:: Stated exercise ::
Copy the full set of lines exactly as given.

---- Data lines

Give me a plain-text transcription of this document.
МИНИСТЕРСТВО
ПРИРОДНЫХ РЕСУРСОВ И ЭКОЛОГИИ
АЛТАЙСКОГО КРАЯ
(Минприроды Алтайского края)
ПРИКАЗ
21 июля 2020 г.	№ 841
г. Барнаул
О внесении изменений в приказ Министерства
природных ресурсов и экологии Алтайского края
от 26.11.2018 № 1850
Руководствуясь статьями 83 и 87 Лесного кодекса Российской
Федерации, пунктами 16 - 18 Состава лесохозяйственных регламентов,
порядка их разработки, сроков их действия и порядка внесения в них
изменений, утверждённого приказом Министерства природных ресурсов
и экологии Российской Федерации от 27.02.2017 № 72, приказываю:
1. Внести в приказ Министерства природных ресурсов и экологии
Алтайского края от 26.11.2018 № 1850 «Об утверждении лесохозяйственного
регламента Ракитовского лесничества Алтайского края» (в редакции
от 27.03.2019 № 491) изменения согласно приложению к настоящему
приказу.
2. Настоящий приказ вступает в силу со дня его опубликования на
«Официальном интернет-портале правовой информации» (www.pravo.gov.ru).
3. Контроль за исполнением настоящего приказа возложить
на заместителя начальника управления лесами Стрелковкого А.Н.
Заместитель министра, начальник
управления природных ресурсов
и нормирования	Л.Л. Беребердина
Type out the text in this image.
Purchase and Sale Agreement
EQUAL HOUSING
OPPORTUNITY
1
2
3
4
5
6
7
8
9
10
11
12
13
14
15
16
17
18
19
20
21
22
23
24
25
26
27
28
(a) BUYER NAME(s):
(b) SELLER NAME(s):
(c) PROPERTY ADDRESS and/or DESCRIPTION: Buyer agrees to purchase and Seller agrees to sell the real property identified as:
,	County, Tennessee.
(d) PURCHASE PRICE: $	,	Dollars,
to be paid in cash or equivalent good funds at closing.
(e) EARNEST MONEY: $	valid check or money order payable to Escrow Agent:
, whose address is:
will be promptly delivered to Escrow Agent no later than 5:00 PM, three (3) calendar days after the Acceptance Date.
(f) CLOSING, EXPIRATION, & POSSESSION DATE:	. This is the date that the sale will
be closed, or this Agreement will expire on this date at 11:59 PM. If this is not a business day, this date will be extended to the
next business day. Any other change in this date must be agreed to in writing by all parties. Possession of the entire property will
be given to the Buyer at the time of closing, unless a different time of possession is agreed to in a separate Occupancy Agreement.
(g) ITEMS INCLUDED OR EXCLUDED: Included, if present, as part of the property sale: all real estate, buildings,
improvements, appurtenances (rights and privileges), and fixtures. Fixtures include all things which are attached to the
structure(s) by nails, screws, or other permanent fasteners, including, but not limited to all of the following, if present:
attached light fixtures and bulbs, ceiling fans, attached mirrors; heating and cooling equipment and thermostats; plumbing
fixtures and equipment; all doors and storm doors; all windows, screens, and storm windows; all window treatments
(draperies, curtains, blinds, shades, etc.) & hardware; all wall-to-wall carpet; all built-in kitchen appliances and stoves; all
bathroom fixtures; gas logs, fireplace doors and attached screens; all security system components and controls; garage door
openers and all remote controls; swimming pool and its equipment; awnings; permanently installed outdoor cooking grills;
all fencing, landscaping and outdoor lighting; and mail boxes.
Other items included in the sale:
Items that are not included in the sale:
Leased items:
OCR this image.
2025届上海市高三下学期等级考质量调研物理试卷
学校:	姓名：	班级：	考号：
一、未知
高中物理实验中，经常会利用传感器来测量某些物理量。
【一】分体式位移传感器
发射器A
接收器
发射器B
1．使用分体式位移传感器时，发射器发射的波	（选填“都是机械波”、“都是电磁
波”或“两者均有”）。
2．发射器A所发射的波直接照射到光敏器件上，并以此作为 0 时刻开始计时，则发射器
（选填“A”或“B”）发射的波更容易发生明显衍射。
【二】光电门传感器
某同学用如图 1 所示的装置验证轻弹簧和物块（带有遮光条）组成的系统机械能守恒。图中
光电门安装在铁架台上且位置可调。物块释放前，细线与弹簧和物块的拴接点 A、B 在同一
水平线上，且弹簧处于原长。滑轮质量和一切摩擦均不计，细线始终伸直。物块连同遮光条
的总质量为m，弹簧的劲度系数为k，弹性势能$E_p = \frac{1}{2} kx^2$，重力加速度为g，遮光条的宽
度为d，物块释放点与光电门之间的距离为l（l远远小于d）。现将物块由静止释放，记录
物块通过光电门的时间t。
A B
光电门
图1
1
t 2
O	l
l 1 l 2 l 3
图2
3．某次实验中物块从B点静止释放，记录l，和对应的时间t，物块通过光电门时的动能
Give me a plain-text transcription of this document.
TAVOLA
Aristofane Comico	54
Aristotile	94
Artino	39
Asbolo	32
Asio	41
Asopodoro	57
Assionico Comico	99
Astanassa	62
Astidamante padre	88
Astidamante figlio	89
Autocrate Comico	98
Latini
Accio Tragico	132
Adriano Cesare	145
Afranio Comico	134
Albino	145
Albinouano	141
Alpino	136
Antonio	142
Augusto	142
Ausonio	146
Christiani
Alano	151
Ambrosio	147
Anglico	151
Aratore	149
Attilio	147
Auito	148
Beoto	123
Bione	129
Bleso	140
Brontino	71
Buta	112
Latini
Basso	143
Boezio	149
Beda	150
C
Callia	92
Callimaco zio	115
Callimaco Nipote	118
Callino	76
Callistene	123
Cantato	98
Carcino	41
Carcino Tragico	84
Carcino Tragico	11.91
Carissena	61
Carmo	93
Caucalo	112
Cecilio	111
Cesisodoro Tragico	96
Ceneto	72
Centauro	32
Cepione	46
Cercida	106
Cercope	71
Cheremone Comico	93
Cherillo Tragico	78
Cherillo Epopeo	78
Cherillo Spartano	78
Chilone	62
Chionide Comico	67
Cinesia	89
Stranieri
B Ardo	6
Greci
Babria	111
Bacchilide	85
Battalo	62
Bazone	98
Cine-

--------

:: Task solution ::
Give me a plain-text transcription of this document.
МИНИСТЕРСТВО
ПРИРОДНЫХ РЕСУРСОВ И ЭКОЛОГИИ
АЛТАЙСКОГО КРАЯ
(Минприроды Алтайского края)
ПРИКАЗ
21 июля 2020 г.	№ 841
г. Барнаул
О внесении изменений в приказ Министерства
природных ресурсов и экологии Алтайского края
от 26.11.2018 № 1850
Руководствуясь статьями 83 и 87 Лесного кодекса Российской
Федерации, пунктами 16 - 18 Состава лесохозяйственных регламентов,
порядка их разработки, сроков их действия и порядка внесения в них
изменений, утверждённого приказом Министерства природных ресурсов
и экологии Российской Федерации от 27.02.2017 № 72, приказываю:
1. Внести в приказ Министерства природных ресурсов и экологии
Алтайского края от 26.11.2018 № 1850 «Об утверждении лесохозяйственного
регламента Ракитовского лесничества Алтайского края» (в редакции
от 27.03.2019 № 491) изменения согласно приложению к настоящему
приказу.
2. Настоящий приказ вступает в силу со дня его опубликования на
«Официальном интернет-портале правовой информации» (www.pravo.gov.ru).
3. Контроль за исполнением настоящего приказа возложить
на заместителя начальника управления лесами Стрелковкого А.Н.
Заместитель министра, начальник
управления природных ресурсов
и нормирования	Л.Л. Беребердина
Type out the text in this image.
Purchase and Sale Agreement
EQUAL HOUSING
OPPORTUNITY
1
2
3
4
5
6
7
8
9
10
11
12
13
14
15
16
17
18
19
20
21
22
23
24
25
26
27
28
(a) BUYER NAME(s):
(b) SELLER NAME(s):
(c) PROPERTY ADDRESS and/or DESCRIPTION: Buyer agrees to purchase and Seller agrees to sell the real property identified as:
,	County, Tennessee.
(d) PURCHASE PRICE: $	,	Dollars,
to be paid in cash or equivalent good funds at closing.
(e) EARNEST MONEY: $	valid check or money order payable to Escrow Agent:
, whose address is:
will be promptly delivered to Escrow Agent no later than 5:00 PM, three (3) calendar days after the Acceptance Date.
(f) CLOSING, EXPIRATION, & POSSESSION DATE:	. This is the date that the sale will
be closed, or this Agreement will expire on this date at 11:59 PM. If this is not a business day, this date will be extended to the
next business day. Any other change in this date must be agreed to in writing by all parties. Possession of the entire property will
be given to the Buyer at the time of closing, unless a different time of possession is agreed to in a separate Occupancy Agreement.
(g) ITEMS INCLUDED OR EXCLUDED: Included, if present, as part of the property sale: all real estate, buildings,
improvements, appurtenances (rights and privileges), and fixtures. Fixtures include all things which are attached to the
structure(s) by nails, screws, or other permanent fasteners, including, but not limited to all of the following, if present:
attached light fixtures and bulbs, ceiling fans, attached mirrors; heating and cooling equipment and thermostats; plumbing
fixtures and equipment; all doors and storm doors; all windows, screens, and storm windows; all window treatments
(draperies, curtains, blinds, shades, etc.) & hardware; all wall-to-wall carpet; all built-in kitchen appliances and stoves; all
bathroom fixtures; gas logs, fireplace doors and attached screens; all security system components and controls; garage door
openers and all remote controls; swimming pool and its equipment; awnings; permanently installed outdoor cooking grills;
all fencing, landscaping and outdoor lighting; and mail boxes.
Other items included in the sale:
Items that are not included in the sale:
Leased items:
OCR this image.
2025届上海市高三下学期等级考质量调研物理试卷
学校:	姓名：	班级：	考号：
一、未知
高中物理实验中，经常会利用传感器来测量某些物理量。
【一】分体式位移传感器
发射器A
接收器
发射器B
1．使用分体式位移传感器时，发射器发射的波	（选填“都是机械波”、“都是电磁
波”或“两者均有”）。
2．发射器A所发射的波直接照射到光敏器件上，并以此作为 0 时刻开始计时，则发射器
（选填“A”或“B”）发射的波更容易发生明显衍射。
【二】光电门传感器
某同学用如图 1 所示的装置验证轻弹簧和物块（带有遮光条）组成的系统机械能守恒。图中
光电门安装在铁架台上且位置可调。物块释放前，细线与弹簧和物块的拴接点 A、B 在同一
水平线上，且弹簧处于原长。滑轮质量和一切摩擦均不计，细线始终伸直。物块连同遮光条
的总质量为m，弹簧的劲度系数为k，弹性势能$E_p = \frac{1}{2} kx^2$，重力加速度为g，遮光条的宽
度为d，物块释放点与光电门之间的距离为l（l远远小于d）。现将物块由静止释放，记录
物块通过光电门的时间t。
A B
光电门
图1
1
t 2
O	l
l 1 l 2 l 3
图2
3．某次实验中物块从B点静止释放，记录l，和对应的时间t，物块通过光电门时的动能
Give me a plain-text transcription of this document.
TAVOLA
Aristofane Comico	54
Aristotile	94
Artino	39
Asbolo	32
Asio	41
Asopodoro	57
Assionico Comico	99
Astanassa	62
Astidamante padre	88
Astidamante figlio	89
Autocrate Comico	98
Latini
Accio Tragico	132
Adriano Cesare	145
Afranio Comico	134
Albino	145
Albinouano	141
Alpino	136
Antonio	142
Augusto	142
Ausonio	146
Christiani
Alano	151
Ambrosio	147
Anglico	151
Aratore	149
Attilio	147
Auito	148
Beoto	123
Bione	129
Bleso	140
Brontino	71
Buta	112
Latini
Basso	143
Boezio	149
Beda	150
C
Callia	92
Callimaco zio	115
Callimaco Nipote	118
Callino	76
Callistene	123
Cantato	98
Carcino	41
Carcino Tragico	84
Carcino Tragico	11.91
Carissena	61
Carmo	93
Caucalo	112
Cecilio	111
Cesisodoro Tragico	96
Ceneto	72
Centauro	32
Cepione	46
Cercida	106
Cercope	71
Cheremone Comico	93
Cherillo Tragico	78
Cherillo Epopeo	78
Cherillo Spartano	78
Chilone	62
Chionide Comico	67
Cinesia	89
Stranieri
B Ardo	6
Greci
Babria	111
Bacchilide	85
Battalo	62
Bazone	98
Cine-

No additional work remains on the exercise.